Dataset records:
-- BEGIN --

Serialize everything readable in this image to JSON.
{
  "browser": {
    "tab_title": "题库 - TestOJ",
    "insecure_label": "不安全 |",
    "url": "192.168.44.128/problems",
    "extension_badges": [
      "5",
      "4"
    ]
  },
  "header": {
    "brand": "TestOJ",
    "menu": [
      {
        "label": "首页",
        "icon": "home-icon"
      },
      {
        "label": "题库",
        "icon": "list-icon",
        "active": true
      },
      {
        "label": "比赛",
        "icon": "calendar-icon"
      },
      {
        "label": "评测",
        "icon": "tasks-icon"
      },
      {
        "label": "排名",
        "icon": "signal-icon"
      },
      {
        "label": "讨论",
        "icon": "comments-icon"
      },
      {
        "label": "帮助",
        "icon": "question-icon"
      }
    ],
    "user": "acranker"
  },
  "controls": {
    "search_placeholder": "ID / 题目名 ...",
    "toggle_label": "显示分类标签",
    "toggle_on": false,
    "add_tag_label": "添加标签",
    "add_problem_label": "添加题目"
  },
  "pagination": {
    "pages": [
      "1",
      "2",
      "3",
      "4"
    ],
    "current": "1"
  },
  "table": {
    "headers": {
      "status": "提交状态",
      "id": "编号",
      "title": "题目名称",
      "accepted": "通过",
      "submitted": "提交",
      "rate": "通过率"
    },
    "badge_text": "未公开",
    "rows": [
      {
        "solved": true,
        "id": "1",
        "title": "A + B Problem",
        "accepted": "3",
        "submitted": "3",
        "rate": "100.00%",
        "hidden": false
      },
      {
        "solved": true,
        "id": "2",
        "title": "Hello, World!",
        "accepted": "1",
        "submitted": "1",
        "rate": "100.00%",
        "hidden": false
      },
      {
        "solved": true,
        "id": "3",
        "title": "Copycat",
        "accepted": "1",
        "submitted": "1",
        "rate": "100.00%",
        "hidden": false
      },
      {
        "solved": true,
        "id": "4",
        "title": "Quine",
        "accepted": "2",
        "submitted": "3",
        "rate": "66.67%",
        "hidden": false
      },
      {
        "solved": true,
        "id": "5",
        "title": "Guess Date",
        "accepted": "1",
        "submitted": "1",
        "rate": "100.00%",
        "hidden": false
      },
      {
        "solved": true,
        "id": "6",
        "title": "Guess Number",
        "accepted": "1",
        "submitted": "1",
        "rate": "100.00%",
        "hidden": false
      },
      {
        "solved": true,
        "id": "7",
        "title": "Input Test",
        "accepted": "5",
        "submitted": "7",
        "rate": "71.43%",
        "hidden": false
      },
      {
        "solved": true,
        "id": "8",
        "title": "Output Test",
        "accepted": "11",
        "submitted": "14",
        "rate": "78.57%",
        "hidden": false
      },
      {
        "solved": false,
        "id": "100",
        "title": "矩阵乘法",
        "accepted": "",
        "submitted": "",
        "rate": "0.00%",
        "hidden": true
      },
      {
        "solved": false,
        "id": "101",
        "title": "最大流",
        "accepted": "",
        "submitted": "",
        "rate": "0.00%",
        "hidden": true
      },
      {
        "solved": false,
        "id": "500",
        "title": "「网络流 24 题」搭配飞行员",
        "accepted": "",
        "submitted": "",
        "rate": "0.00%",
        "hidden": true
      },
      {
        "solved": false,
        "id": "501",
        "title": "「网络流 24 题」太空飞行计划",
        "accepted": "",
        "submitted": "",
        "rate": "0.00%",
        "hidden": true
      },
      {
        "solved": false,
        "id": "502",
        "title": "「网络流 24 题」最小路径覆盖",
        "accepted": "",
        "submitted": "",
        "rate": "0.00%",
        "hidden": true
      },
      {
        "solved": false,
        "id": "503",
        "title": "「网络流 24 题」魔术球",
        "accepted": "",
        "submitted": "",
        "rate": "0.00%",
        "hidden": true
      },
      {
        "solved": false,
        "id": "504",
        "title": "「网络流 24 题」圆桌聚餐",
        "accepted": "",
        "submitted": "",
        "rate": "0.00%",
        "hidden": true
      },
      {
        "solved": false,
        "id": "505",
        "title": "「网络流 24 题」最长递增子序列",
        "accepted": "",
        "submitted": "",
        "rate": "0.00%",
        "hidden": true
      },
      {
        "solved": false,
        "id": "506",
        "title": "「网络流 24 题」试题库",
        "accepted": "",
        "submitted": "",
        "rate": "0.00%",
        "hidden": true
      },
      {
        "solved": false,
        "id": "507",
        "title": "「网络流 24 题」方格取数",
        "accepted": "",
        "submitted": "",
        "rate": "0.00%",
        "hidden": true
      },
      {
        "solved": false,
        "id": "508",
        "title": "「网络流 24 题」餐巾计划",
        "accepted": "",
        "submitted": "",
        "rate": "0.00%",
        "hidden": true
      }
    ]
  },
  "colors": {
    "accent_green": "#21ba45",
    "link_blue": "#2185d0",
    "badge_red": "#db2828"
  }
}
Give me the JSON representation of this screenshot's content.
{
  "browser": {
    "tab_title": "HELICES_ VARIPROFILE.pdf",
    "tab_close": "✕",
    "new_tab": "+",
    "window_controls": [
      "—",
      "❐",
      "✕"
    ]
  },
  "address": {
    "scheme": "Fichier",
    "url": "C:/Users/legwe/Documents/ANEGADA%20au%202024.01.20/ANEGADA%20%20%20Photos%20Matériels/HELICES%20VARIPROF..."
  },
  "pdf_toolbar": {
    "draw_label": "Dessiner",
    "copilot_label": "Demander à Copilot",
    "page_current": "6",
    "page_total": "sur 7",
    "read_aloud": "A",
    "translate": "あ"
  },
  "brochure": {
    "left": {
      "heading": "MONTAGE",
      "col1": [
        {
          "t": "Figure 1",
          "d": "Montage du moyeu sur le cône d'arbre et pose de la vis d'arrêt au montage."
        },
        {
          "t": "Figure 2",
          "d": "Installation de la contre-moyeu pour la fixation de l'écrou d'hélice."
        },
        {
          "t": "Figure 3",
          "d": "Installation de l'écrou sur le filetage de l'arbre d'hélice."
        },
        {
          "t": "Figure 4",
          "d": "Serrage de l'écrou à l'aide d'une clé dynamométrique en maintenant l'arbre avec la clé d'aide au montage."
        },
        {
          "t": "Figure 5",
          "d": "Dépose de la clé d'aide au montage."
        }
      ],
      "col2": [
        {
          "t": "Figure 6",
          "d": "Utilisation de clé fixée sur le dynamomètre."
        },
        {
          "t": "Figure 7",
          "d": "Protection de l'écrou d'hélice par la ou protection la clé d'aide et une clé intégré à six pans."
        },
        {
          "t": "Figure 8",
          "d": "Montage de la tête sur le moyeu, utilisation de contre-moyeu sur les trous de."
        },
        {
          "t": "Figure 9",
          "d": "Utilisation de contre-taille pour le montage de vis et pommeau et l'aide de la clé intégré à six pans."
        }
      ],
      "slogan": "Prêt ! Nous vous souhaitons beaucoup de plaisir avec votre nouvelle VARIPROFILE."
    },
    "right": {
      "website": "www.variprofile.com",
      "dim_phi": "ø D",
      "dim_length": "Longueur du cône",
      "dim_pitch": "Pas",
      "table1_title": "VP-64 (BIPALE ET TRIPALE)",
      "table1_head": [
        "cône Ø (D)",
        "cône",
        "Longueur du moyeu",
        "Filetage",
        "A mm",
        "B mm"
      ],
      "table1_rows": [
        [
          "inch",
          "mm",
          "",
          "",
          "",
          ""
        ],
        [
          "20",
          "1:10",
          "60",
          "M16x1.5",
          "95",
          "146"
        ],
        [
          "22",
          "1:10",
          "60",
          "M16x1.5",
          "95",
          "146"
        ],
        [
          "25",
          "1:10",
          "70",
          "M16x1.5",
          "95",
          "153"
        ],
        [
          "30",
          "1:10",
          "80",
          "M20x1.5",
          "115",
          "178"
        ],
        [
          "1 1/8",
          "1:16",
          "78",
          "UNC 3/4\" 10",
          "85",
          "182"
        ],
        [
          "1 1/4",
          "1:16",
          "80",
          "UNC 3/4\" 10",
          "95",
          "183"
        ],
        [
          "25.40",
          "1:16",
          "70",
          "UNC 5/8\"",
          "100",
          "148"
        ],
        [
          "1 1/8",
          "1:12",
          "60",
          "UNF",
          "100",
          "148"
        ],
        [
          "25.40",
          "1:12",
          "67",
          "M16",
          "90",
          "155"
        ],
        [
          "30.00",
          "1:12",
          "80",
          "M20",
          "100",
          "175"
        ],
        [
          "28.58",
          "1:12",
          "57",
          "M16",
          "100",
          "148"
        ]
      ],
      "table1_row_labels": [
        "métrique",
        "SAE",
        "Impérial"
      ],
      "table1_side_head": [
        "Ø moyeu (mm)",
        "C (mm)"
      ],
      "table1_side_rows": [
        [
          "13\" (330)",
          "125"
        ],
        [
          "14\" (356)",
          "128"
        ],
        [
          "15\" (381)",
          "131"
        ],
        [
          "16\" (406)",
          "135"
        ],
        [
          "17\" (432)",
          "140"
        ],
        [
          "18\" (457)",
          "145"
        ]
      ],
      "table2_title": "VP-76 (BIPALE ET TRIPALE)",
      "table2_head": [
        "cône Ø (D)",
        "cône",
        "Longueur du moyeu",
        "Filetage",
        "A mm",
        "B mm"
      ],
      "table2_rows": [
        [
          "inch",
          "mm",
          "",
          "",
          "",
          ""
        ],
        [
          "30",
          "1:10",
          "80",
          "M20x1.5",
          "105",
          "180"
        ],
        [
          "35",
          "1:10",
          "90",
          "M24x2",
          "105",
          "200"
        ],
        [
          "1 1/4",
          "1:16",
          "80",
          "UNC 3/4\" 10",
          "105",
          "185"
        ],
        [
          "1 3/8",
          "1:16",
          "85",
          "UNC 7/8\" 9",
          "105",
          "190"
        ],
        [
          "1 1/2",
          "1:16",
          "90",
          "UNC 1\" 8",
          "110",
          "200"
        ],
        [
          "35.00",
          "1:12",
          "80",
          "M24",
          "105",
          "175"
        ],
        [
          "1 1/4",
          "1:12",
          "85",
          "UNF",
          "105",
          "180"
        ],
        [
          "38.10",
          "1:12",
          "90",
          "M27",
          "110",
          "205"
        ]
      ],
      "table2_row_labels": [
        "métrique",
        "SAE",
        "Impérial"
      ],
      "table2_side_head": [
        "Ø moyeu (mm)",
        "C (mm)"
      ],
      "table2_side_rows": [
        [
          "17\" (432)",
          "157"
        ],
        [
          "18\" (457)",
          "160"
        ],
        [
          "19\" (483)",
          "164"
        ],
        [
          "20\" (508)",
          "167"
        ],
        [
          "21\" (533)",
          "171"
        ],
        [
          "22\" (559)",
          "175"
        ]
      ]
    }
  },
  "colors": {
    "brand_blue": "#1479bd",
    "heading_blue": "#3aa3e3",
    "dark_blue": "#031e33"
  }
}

-- END --

Scan the records above for the string "Guess", then report every line that contains it.

**TASK SOLUTION**
        "title": "Guess Date",
        "title": "Guess Number",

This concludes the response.